● EXTRACTED MATERIAL
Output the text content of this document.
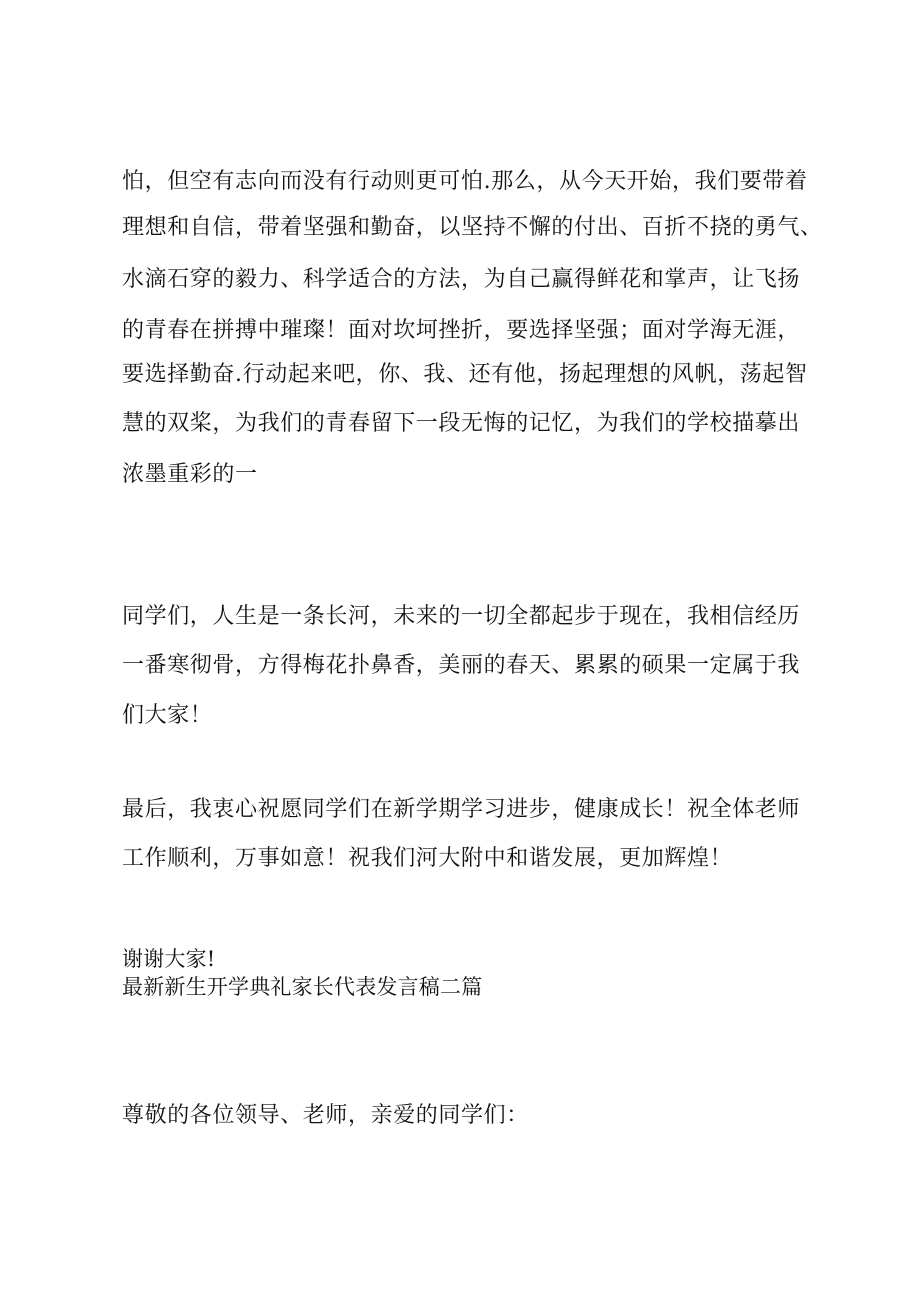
怕，但空有志向而没有行动则更可怕.那么，从今天开始，我们要带着
理想和自信，带着坚强和勤奋，以坚持不懈的付出、百折不挠的勇气、
水滴石穿的毅力、科学适合的方法，为自己赢得鲜花和掌声，让飞扬
的青春在拼搏中璀璨！面对坎坷挫折，要选择坚强；面对学海无涯，
要选择勤奋.行动起来吧，你、我、还有他，扬起理想的风帆，荡起智
慧的双桨，为我们的青春留下一段无悔的记忆，为我们的学校描摹出
浓墨重彩的一
同学们，人生是一条长河，未来的一切全都起步于现在，我相信经历
一番寒彻骨，方得梅花扑鼻香，美丽的春天、累累的硕果一定属于我
们大家！
最后，我衷心祝愿同学们在新学期学习进步，健康成长！祝全体老师
工作顺利，万事如意！祝我们河大附中和谐发展，更加辉煌！
谢谢大家!
最新新生开学典礼家长代表发言稿二篇
尊敬的各位领导、老师，亲爱的同学们：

● WRITTEN PROBLEM
Set down all the entries exactly as they appear, but skip any pictures.

● SOLUTION TO THIS TASK
Output the text content of this document.
怕，但空有志向而没有行动则更可怕.那么，从今天开始，我们要带着
理想和自信，带着坚强和勤奋，以坚持不懈的付出、百折不挠的勇气、
水滴石穿的毅力、科学适合的方法，为自己赢得鲜花和掌声，让飞扬
的青春在拼搏中璀璨！面对坎坷挫折，要选择坚强；面对学海无涯，
要选择勤奋.行动起来吧，你、我、还有他，扬起理想的风帆，荡起智
慧的双桨，为我们的青春留下一段无悔的记忆，为我们的学校描摹出
浓墨重彩的一
同学们，人生是一条长河，未来的一切全都起步于现在，我相信经历
一番寒彻骨，方得梅花扑鼻香，美丽的春天、累累的硕果一定属于我
们大家！
最后，我衷心祝愿同学们在新学期学习进步，健康成长！祝全体老师
工作顺利，万事如意！祝我们河大附中和谐发展，更加辉煌！
谢谢大家!
最新新生开学典礼家长代表发言稿二篇
尊敬的各位领导、老师，亲爱的同学们：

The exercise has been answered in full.